■ **WHAT TO DO**
Locate the lines of the listing below that hold "times", then copy each of them.

## begin TASK DATA

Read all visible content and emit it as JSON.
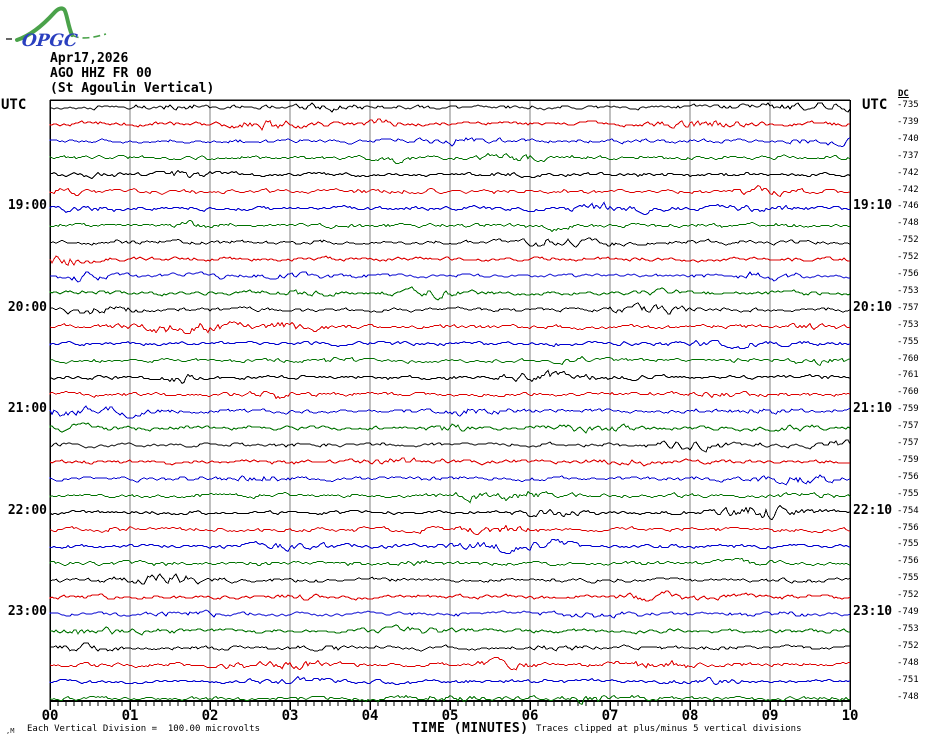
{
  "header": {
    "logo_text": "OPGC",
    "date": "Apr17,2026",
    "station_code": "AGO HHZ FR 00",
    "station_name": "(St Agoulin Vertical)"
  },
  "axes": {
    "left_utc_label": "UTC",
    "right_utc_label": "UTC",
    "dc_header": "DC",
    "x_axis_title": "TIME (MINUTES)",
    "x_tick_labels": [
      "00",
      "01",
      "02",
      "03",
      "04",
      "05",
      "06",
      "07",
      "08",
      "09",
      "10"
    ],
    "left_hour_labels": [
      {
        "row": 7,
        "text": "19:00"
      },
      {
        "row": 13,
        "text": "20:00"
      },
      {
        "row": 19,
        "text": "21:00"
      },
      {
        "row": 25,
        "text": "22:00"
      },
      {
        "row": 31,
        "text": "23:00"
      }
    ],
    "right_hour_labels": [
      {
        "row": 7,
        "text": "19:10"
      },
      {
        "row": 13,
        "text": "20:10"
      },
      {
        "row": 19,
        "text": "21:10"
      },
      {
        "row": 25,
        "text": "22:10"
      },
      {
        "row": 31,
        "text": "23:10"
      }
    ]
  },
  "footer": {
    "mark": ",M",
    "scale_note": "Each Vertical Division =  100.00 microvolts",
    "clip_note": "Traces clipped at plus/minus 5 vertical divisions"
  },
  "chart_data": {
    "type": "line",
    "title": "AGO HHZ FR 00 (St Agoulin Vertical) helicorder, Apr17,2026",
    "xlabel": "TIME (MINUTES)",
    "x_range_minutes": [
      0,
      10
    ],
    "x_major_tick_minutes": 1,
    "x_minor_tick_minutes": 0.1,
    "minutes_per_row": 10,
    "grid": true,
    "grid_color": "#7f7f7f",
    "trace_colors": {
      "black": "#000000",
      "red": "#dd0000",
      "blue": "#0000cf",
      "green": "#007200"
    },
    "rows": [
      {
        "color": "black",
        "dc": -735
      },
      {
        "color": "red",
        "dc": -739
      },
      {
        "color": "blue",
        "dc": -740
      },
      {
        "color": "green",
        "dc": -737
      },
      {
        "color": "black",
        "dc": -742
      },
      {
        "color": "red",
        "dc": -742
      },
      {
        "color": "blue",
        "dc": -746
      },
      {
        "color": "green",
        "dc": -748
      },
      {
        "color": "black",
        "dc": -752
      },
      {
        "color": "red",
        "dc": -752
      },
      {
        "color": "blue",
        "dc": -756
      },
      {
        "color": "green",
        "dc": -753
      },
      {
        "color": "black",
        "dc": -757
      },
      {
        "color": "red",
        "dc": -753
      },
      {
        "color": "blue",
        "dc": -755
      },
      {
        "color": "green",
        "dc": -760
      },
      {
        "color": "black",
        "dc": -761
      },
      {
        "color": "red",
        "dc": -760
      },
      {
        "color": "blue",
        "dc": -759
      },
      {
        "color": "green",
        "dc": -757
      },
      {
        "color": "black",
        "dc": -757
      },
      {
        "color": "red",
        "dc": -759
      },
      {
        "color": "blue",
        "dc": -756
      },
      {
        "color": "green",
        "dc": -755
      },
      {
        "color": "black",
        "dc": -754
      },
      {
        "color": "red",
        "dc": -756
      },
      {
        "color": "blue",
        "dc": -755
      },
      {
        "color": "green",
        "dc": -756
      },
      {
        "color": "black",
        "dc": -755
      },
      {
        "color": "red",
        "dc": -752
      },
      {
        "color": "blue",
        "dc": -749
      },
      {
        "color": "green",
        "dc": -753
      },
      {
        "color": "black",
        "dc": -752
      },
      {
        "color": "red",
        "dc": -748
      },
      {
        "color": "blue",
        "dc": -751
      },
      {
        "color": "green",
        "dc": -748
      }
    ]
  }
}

## end TASK DATA
## begin TASK DATA

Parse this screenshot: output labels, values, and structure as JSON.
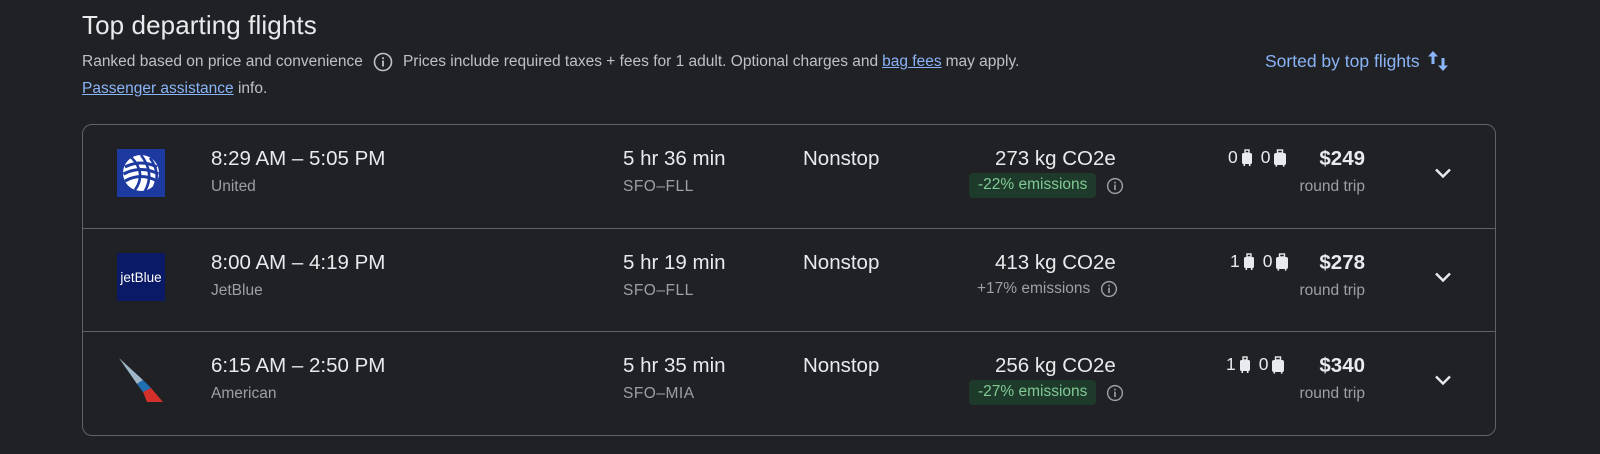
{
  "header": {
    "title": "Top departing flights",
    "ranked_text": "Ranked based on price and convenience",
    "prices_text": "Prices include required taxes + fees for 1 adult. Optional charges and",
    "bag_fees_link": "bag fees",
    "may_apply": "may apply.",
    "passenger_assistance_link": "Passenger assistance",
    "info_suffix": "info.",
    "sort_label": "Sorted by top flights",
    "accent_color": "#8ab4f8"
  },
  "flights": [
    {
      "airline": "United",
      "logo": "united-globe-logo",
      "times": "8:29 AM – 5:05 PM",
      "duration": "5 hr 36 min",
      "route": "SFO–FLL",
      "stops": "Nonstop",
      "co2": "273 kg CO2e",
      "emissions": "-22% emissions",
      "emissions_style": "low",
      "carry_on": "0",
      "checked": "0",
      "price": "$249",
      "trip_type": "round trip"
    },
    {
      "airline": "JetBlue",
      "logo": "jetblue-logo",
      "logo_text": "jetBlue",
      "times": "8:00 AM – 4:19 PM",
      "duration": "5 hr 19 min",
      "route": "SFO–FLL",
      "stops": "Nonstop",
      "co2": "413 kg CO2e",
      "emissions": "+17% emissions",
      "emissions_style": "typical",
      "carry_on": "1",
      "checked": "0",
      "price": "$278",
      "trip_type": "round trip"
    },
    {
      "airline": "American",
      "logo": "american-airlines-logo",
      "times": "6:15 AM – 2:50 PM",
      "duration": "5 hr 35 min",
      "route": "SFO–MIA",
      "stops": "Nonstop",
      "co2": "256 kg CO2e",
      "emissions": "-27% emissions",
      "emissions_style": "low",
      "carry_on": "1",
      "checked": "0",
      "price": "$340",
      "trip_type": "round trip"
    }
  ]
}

## end TASK DATA

■ **SOLUTION TO THE PROBLEM**
      "times": "8:29 AM – 5:05 PM",
      "times": "8:00 AM – 4:19 PM",
      "times": "6:15 AM – 2:50 PM",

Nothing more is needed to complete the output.